-- The problem --
From the material below, list every line containing "Evans".

-- Given information --
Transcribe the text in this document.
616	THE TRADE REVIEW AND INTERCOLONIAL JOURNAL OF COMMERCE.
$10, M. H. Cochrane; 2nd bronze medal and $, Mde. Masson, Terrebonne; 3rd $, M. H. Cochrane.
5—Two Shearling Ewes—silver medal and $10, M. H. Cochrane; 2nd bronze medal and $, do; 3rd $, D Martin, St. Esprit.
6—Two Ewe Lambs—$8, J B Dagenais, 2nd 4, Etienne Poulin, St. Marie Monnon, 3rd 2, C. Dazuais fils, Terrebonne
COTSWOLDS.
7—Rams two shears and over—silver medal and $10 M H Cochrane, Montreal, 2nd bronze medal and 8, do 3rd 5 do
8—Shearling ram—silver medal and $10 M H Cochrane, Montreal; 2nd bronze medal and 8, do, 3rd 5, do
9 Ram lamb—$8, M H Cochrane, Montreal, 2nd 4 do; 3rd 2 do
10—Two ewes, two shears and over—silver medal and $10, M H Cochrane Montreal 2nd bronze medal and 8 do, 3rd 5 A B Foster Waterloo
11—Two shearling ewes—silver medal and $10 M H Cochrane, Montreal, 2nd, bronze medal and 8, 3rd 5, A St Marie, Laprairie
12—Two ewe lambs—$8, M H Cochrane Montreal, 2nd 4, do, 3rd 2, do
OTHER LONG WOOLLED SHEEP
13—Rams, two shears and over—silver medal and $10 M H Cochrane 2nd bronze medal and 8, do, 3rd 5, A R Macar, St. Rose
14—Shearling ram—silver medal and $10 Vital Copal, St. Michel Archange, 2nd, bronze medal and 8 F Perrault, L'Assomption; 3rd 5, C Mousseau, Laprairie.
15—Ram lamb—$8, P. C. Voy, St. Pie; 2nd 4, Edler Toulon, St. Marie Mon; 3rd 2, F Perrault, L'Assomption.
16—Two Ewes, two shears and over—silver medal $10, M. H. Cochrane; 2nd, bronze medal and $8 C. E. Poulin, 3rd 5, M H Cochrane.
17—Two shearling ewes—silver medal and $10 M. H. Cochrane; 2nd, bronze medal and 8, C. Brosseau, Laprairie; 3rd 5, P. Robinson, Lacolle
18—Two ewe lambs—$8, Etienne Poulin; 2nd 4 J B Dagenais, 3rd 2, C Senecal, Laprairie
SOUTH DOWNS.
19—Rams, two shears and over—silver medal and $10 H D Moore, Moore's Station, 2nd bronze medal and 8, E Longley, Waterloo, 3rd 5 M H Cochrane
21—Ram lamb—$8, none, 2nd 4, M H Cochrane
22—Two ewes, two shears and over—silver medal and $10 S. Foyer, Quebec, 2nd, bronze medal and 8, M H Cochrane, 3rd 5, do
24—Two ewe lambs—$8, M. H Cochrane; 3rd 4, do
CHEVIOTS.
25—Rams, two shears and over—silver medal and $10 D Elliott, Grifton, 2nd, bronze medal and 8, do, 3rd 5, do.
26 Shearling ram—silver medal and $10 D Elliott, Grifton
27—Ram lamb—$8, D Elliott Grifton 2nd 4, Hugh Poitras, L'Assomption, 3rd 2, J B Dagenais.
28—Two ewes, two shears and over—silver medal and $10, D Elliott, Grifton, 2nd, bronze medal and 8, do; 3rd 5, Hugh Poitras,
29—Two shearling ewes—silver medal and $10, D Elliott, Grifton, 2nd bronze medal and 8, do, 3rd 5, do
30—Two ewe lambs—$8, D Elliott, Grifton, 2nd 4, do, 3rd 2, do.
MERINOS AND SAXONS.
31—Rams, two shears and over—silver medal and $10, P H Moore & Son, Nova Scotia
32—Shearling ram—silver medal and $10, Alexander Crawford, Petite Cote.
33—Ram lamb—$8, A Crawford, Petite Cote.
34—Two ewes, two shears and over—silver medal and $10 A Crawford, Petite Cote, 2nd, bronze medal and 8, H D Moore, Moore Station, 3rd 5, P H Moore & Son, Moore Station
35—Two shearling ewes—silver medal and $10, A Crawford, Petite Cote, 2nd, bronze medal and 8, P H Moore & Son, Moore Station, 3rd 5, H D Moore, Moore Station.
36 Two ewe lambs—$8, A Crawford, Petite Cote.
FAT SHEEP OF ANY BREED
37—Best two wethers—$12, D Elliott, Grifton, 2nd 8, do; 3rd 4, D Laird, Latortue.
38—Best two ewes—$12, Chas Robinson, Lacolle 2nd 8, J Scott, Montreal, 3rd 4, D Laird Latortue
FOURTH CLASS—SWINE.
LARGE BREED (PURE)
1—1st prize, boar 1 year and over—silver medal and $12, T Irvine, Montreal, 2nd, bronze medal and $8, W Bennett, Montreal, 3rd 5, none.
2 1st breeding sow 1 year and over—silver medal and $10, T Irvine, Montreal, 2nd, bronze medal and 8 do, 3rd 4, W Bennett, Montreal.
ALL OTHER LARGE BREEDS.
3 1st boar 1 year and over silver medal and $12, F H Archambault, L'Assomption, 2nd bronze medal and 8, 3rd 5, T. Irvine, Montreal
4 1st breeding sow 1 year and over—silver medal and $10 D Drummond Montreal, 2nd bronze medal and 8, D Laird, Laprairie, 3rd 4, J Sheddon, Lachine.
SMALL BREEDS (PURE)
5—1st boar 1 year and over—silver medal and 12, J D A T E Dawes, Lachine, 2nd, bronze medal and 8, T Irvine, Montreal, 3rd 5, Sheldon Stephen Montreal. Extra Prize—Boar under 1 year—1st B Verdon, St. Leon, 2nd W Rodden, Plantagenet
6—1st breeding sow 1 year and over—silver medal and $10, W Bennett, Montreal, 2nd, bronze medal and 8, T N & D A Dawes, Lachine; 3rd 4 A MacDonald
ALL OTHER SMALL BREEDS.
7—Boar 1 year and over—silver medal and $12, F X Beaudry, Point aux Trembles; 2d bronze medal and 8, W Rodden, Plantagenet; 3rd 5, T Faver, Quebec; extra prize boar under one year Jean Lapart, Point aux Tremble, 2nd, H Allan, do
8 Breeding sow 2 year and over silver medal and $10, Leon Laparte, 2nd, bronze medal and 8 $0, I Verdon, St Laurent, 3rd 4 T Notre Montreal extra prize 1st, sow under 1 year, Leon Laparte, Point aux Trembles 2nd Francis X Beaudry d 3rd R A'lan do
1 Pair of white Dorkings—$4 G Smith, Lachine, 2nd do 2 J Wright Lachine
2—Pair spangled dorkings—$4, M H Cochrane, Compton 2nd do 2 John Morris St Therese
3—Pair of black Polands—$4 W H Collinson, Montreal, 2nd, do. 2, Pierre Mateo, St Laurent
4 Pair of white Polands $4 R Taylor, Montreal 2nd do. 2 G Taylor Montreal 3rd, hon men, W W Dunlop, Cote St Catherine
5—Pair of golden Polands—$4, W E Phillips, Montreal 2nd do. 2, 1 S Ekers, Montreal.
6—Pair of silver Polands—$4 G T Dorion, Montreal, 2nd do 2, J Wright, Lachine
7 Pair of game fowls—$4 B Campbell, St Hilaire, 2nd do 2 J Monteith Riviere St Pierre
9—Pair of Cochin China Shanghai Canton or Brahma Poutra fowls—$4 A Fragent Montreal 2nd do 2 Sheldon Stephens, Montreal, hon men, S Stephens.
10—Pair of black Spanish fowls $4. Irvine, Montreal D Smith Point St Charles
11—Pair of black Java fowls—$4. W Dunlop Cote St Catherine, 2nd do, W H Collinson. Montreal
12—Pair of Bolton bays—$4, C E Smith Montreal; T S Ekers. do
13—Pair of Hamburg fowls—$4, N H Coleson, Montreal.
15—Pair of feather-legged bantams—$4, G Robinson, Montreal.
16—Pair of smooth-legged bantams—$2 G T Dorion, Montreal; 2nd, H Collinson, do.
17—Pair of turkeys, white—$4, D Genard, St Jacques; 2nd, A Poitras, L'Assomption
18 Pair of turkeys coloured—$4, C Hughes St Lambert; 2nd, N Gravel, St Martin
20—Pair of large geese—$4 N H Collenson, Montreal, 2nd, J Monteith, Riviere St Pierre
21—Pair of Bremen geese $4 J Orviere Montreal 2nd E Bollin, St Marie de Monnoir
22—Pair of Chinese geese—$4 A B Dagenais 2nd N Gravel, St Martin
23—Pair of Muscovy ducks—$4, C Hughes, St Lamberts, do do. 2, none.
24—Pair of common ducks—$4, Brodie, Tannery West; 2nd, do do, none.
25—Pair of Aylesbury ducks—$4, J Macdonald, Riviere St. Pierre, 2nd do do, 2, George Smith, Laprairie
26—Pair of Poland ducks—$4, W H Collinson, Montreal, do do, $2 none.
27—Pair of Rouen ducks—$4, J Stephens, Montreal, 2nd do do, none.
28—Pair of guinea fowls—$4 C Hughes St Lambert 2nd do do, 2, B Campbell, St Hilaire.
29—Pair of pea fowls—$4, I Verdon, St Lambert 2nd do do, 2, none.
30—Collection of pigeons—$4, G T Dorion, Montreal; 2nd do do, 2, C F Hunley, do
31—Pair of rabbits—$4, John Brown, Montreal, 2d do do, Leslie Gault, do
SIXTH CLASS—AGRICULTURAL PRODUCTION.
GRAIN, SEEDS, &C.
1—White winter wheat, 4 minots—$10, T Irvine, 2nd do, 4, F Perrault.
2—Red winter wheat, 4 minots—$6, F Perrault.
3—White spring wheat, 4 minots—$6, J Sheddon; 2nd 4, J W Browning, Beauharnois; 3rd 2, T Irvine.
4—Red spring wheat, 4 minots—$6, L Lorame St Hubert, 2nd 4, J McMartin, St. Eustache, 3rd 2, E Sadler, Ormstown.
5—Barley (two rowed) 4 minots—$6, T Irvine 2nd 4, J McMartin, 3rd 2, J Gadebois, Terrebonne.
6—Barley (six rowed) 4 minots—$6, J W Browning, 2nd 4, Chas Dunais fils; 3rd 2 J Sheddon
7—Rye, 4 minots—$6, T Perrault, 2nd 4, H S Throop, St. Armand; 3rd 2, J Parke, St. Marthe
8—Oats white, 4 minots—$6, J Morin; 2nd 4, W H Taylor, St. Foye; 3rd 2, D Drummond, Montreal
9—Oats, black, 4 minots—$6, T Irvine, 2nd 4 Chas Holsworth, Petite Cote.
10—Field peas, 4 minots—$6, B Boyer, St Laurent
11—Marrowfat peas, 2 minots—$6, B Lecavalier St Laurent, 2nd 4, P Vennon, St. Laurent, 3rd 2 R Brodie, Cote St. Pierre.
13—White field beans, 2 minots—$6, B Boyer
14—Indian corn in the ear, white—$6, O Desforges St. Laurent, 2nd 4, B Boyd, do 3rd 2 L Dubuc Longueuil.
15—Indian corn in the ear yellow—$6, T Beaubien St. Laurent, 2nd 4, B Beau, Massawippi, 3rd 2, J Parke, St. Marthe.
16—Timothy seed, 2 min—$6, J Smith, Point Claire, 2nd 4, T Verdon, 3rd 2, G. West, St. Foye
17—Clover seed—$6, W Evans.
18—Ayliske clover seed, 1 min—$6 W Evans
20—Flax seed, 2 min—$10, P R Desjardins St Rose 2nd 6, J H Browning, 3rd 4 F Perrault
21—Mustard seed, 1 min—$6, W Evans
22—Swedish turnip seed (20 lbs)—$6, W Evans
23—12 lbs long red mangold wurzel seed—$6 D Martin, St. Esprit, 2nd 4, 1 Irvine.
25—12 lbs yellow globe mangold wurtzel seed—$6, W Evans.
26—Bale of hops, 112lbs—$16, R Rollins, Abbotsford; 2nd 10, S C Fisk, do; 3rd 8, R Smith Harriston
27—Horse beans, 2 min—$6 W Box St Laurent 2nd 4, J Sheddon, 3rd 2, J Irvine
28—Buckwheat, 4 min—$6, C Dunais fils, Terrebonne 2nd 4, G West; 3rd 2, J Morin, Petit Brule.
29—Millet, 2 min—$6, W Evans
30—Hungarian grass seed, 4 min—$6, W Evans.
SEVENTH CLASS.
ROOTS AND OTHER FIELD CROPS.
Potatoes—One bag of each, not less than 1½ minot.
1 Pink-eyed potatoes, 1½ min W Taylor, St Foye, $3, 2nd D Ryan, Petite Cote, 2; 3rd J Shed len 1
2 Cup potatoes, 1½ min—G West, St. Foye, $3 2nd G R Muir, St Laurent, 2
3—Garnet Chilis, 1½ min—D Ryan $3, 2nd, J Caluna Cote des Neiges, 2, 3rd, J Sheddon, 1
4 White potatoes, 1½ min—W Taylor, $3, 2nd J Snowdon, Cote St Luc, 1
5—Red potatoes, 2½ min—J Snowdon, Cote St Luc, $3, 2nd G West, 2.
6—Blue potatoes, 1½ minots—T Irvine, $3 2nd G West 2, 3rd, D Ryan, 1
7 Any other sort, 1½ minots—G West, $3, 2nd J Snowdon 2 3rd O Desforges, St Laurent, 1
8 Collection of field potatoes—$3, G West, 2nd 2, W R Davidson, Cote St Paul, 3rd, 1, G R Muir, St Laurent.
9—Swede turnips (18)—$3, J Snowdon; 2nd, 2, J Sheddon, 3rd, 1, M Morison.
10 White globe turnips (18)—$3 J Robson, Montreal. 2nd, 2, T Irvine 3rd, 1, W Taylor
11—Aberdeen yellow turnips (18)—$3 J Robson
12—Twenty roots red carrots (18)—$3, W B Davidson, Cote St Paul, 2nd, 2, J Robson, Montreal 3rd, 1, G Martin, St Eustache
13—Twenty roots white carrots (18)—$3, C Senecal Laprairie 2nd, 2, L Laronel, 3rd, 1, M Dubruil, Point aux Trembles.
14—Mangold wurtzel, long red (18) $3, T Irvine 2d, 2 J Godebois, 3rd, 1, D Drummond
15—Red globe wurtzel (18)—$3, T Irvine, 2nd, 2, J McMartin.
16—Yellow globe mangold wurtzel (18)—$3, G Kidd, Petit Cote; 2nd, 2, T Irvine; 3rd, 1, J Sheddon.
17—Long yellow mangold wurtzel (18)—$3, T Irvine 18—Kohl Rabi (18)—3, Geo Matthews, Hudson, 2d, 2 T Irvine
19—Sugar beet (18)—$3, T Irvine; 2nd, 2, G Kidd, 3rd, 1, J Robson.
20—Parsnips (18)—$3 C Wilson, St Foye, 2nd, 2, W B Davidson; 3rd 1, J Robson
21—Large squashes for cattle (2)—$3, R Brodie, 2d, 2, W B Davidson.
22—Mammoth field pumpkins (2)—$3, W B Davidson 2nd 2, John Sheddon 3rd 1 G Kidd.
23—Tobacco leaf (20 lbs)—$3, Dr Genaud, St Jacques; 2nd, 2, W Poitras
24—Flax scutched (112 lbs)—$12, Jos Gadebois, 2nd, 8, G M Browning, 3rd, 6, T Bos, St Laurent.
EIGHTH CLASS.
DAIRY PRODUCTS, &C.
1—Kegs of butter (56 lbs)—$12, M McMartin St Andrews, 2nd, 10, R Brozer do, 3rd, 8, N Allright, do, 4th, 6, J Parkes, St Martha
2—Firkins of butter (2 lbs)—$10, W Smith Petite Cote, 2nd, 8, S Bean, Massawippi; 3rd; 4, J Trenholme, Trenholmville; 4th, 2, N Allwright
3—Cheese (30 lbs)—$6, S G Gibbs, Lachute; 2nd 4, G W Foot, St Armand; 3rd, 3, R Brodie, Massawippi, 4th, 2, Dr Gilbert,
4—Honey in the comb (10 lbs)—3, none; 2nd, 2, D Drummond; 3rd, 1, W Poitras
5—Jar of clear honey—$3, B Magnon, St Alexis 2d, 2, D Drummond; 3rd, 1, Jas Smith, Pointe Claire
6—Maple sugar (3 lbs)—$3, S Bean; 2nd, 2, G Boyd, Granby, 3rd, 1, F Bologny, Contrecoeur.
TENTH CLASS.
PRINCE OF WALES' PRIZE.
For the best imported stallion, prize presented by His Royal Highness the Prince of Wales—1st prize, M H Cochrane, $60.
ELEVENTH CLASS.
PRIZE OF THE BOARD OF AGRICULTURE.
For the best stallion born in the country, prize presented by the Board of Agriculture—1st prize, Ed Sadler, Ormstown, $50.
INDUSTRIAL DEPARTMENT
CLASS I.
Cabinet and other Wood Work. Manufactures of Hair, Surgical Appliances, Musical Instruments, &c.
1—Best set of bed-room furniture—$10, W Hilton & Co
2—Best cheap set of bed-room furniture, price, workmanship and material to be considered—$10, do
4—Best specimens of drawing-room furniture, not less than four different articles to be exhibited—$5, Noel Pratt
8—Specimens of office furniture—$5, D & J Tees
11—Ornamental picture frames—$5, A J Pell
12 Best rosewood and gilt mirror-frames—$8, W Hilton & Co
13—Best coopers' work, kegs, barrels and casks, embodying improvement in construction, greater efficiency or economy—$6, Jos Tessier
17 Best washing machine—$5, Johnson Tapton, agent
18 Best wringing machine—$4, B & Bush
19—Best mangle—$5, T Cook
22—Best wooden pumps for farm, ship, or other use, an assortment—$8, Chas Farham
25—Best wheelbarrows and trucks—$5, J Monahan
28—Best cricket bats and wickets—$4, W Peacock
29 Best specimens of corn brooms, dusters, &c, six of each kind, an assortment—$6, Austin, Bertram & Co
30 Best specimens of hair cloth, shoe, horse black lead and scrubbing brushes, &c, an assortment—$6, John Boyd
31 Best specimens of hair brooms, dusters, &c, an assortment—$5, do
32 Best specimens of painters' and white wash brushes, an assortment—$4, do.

-- Problem solution --
17—Clover seed—$6, W Evans.
18—Ayliske clover seed, 1 min—$6 W Evans
21—Mustard seed, 1 min—$6, W Evans
22—Swedish turnip seed (20 lbs)—$6, W Evans
25—12 lbs yellow globe mangold wurtzel seed—$6, W Evans.
29—Millet, 2 min—$6, W Evans
30—Hungarian grass seed, 4 min—$6, W Evans.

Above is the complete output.